● TASK REQUIREMENTS:
Print every line of the listing exactly, please.

━━━━━━━━━━━━━━━━━━━━

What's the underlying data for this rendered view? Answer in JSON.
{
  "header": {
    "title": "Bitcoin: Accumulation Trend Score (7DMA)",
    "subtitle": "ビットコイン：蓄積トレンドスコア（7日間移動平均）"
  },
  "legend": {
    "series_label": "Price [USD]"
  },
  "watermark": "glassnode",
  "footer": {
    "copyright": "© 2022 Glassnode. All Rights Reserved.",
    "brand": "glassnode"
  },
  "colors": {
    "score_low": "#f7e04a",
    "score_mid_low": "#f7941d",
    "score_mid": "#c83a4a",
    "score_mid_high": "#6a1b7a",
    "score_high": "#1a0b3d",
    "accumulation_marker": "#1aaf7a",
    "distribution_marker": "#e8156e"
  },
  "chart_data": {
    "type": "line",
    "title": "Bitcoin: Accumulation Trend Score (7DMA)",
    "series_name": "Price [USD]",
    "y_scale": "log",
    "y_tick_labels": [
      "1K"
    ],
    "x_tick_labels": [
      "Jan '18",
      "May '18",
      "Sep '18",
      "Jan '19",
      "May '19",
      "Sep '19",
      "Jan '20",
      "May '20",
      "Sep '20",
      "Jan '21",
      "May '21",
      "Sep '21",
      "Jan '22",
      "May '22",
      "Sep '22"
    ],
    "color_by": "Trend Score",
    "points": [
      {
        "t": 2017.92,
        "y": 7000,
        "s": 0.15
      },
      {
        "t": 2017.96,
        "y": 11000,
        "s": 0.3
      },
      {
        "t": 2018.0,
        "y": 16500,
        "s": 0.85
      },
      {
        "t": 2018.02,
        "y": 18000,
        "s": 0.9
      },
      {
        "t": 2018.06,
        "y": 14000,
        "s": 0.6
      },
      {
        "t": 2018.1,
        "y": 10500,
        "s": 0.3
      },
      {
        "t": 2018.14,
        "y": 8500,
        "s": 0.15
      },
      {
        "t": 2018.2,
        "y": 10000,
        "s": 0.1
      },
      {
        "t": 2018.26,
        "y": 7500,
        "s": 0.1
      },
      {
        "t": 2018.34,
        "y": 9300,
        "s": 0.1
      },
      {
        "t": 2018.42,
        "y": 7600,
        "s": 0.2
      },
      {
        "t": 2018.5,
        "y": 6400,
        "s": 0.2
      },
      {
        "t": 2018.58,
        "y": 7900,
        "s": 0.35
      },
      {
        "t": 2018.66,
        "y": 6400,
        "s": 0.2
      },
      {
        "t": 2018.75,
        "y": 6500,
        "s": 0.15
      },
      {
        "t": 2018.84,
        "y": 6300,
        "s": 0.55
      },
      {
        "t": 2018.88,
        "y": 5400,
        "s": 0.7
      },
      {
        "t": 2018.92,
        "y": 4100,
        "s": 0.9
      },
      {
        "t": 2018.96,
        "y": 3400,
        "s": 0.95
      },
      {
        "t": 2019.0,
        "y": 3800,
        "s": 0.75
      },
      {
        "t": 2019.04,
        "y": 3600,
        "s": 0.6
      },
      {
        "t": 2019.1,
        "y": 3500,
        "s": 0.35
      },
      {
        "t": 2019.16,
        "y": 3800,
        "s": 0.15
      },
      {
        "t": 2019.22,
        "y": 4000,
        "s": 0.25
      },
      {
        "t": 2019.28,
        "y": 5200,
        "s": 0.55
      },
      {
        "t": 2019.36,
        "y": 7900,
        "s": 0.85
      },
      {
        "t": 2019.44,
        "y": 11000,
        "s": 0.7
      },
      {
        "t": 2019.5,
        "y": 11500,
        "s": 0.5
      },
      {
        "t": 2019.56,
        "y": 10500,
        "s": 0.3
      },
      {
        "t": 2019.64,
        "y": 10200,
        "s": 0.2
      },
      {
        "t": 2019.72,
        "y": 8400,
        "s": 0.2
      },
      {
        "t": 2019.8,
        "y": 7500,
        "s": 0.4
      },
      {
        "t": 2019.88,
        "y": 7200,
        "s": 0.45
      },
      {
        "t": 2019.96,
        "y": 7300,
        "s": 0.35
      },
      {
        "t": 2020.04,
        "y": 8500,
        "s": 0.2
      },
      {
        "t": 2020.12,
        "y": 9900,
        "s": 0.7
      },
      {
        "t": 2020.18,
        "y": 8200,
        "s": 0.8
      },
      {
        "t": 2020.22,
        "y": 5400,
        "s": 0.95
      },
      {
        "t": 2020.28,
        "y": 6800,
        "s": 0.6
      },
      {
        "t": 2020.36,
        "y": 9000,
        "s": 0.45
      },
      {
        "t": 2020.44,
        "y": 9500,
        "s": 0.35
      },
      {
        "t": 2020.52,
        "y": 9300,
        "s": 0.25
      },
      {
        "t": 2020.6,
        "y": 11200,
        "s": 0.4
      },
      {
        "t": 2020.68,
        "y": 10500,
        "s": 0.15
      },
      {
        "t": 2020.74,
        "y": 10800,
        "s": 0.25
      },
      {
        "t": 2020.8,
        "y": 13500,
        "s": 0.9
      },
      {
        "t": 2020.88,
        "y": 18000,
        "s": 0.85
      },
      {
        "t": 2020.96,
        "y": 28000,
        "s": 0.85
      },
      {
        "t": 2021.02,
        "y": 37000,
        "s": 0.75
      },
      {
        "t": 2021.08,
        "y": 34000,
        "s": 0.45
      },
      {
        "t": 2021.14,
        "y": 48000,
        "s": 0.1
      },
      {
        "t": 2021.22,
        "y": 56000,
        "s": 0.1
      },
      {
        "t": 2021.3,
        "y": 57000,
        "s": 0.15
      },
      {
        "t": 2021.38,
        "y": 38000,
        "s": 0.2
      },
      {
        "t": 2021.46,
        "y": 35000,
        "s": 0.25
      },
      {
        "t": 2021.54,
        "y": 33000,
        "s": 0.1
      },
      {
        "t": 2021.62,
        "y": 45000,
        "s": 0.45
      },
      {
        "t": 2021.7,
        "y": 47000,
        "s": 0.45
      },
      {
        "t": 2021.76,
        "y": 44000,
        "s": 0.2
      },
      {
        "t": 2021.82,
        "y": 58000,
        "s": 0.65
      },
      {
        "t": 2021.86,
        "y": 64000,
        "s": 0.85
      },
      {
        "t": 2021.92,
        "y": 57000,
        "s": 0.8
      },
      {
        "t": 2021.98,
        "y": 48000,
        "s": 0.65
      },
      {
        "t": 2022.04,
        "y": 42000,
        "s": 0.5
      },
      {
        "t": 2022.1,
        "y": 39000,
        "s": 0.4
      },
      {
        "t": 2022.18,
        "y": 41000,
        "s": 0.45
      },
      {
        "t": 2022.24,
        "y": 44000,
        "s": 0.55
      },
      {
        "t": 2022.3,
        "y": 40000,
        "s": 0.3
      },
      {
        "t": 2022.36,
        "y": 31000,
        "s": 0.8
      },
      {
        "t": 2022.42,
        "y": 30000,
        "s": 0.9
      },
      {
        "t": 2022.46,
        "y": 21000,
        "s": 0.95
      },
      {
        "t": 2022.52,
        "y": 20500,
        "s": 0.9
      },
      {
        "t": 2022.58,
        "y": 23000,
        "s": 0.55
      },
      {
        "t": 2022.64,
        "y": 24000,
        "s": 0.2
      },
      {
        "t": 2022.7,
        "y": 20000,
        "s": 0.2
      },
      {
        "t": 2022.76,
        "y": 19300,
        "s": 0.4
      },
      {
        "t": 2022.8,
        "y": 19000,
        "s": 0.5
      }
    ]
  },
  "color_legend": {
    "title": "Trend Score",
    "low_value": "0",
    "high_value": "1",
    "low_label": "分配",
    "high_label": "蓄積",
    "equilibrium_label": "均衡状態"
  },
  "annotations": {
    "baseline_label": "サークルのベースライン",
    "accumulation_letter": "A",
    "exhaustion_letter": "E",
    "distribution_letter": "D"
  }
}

━━━━━━━━━━━━━━━━━━━━

● RESPONSE TO THE EXERCISE:
What's the underlying data for this rendered view? Answer in JSON.
{
  "header": {
    "title": "Bitcoin: Accumulation Trend Score (7DMA)",
    "subtitle": "ビットコイン：蓄積トレンドスコア（7日間移動平均）"
  },
  "legend": {
    "series_label": "Price [USD]"
  },
  "watermark": "glassnode",
  "footer": {
    "copyright": "© 2022 Glassnode. All Rights Reserved.",
    "brand": "glassnode"
  },
  "colors": {
    "score_low": "#f7e04a",
    "score_mid_low": "#f7941d",
    "score_mid": "#c83a4a",
    "score_mid_high": "#6a1b7a",
    "score_high": "#1a0b3d",
    "accumulation_marker": "#1aaf7a",
    "distribution_marker": "#e8156e"
  },
  "chart_data": {
    "type": "line",
    "title": "Bitcoin: Accumulation Trend Score (7DMA)",
    "series_name": "Price [USD]",
    "y_scale": "log",
    "y_tick_labels": [
      "1K"
    ],
    "x_tick_labels": [
      "Jan '18",
      "May '18",
      "Sep '18",
      "Jan '19",
      "May '19",
      "Sep '19",
      "Jan '20",
      "May '20",
      "Sep '20",
      "Jan '21",
      "May '21",
      "Sep '21",
      "Jan '22",
      "May '22",
      "Sep '22"
    ],
    "color_by": "Trend Score",
    "points": [
      {
        "t": 2017.92,
        "y": 7000,
        "s": 0.15
      },
      {
        "t": 2017.96,
        "y": 11000,
        "s": 0.3
      },
      {
        "t": 2018.0,
        "y": 16500,
        "s": 0.85
      },
      {
        "t": 2018.02,
        "y": 18000,
        "s": 0.9
      },
      {
        "t": 2018.06,
        "y": 14000,
        "s": 0.6
      },
      {
        "t": 2018.1,
        "y": 10500,
        "s": 0.3
      },
      {
        "t": 2018.14,
        "y": 8500,
        "s": 0.15
      },
      {
        "t": 2018.2,
        "y": 10000,
        "s": 0.1
      },
      {
        "t": 2018.26,
        "y": 7500,
        "s": 0.1
      },
      {
        "t": 2018.34,
        "y": 9300,
        "s": 0.1
      },
      {
        "t": 2018.42,
        "y": 7600,
        "s": 0.2
      },
      {
        "t": 2018.5,
        "y": 6400,
        "s": 0.2
      },
      {
        "t": 2018.58,
        "y": 7900,
        "s": 0.35
      },
      {
        "t": 2018.66,
        "y": 6400,
        "s": 0.2
      },
      {
        "t": 2018.75,
        "y": 6500,
        "s": 0.15
      },
      {
        "t": 2018.84,
        "y": 6300,
        "s": 0.55
      },
      {
        "t": 2018.88,
        "y": 5400,
        "s": 0.7
      },
      {
        "t": 2018.92,
        "y": 4100,
        "s": 0.9
      },
      {
        "t": 2018.96,
        "y": 3400,
        "s": 0.95
      },
      {
        "t": 2019.0,
        "y": 3800,
        "s": 0.75
      },
      {
        "t": 2019.04,
        "y": 3600,
        "s": 0.6
      },
      {
        "t": 2019.1,
        "y": 3500,
        "s": 0.35
      },
      {
        "t": 2019.16,
        "y": 3800,
        "s": 0.15
      },
      {
        "t": 2019.22,
        "y": 4000,
        "s": 0.25
      },
      {
        "t": 2019.28,
        "y": 5200,
        "s": 0.55
      },
      {
        "t": 2019.36,
        "y": 7900,
        "s": 0.85
      },
      {
        "t": 2019.44,
        "y": 11000,
        "s": 0.7
      },
      {
        "t": 2019.5,
        "y": 11500,
        "s": 0.5
      },
      {
        "t": 2019.56,
        "y": 10500,
        "s": 0.3
      },
      {
        "t": 2019.64,
        "y": 10200,
        "s": 0.2
      },
      {
        "t": 2019.72,
        "y": 8400,
        "s": 0.2
      },
      {
        "t": 2019.8,
        "y": 7500,
        "s": 0.4
      },
      {
        "t": 2019.88,
        "y": 7200,
        "s": 0.45
      },
      {
        "t": 2019.96,
        "y": 7300,
        "s": 0.35
      },
      {
        "t": 2020.04,
        "y": 8500,
        "s": 0.2
      },
      {
        "t": 2020.12,
        "y": 9900,
        "s": 0.7
      },
      {
        "t": 2020.18,
        "y": 8200,
        "s": 0.8
      },
      {
        "t": 2020.22,
        "y": 5400,
        "s": 0.95
      },
      {
        "t": 2020.28,
        "y": 6800,
        "s": 0.6
      },
      {
        "t": 2020.36,
        "y": 9000,
        "s": 0.45
      },
      {
        "t": 2020.44,
        "y": 9500,
        "s": 0.35
      },
      {
        "t": 2020.52,
        "y": 9300,
        "s": 0.25
      },
      {
        "t": 2020.6,
        "y": 11200,
        "s": 0.4
      },
      {
        "t": 2020.68,
        "y": 10500,
        "s": 0.15
      },
      {
        "t": 2020.74,
        "y": 10800,
        "s": 0.25
      },
      {
        "t": 2020.8,
        "y": 13500,
        "s": 0.9
      },
      {
        "t": 2020.88,
        "y": 18000,
        "s": 0.85
      },
      {
        "t": 2020.96,
        "y": 28000,
        "s": 0.85
      },
      {
        "t": 2021.02,
        "y": 37000,
        "s": 0.75
      },
      {
        "t": 2021.08,
        "y": 34000,
        "s": 0.45
      },
      {
        "t": 2021.14,
        "y": 48000,
        "s": 0.1
      },
      {
        "t": 2021.22,
        "y": 56000,
        "s": 0.1
      },
      {
        "t": 2021.3,
        "y": 57000,
        "s": 0.15
      },
      {
        "t": 2021.38,
        "y": 38000,
        "s": 0.2
      },
      {
        "t": 2021.46,
        "y": 35000,
        "s": 0.25
      },
      {
        "t": 2021.54,
        "y": 33000,
        "s": 0.1
      },
      {
        "t": 2021.62,
        "y": 45000,
        "s": 0.45
      },
      {
        "t": 2021.7,
        "y": 47000,
        "s": 0.45
      },
      {
        "t": 2021.76,
        "y": 44000,
        "s": 0.2
      },
      {
        "t": 2021.82,
        "y": 58000,
        "s": 0.65
      },
      {
        "t": 2021.86,
        "y": 64000,
        "s": 0.85
      },
      {
        "t": 2021.92,
        "y": 57000,
        "s": 0.8
      },
      {
        "t": 2021.98,
        "y": 48000,
        "s": 0.65
      },
      {
        "t": 2022.04,
        "y": 42000,
        "s": 0.5
      },
      {
        "t": 2022.1,
        "y": 39000,
        "s": 0.4
      },
      {
        "t": 2022.18,
        "y": 41000,
        "s": 0.45
      },
      {
        "t": 2022.24,
        "y": 44000,
        "s": 0.55
      },
      {
        "t": 2022.3,
        "y": 40000,
        "s": 0.3
      },
      {
        "t": 2022.36,
        "y": 31000,
        "s": 0.8
      },
      {
        "t": 2022.42,
        "y": 30000,
        "s": 0.9
      },
      {
        "t": 2022.46,
        "y": 21000,
        "s": 0.95
      },
      {
        "t": 2022.52,
        "y": 20500,
        "s": 0.9
      },
      {
        "t": 2022.58,
        "y": 23000,
        "s": 0.55
      },
      {
        "t": 2022.64,
        "y": 24000,
        "s": 0.2
      },
      {
        "t": 2022.7,
        "y": 20000,
        "s": 0.2
      },
      {
        "t": 2022.76,
        "y": 19300,
        "s": 0.4
      },
      {
        "t": 2022.8,
        "y": 19000,
        "s": 0.5
      }
    ]
  },
  "color_legend": {
    "title": "Trend Score",
    "low_value": "0",
    "high_value": "1",
    "low_label": "分配",
    "high_label": "蓄積",
    "equilibrium_label": "均衡状態"
  },
  "annotations": {
    "baseline_label": "サークルのベースライン",
    "accumulation_letter": "A",
    "exhaustion_letter": "E",
    "distribution_letter": "D"
  }
}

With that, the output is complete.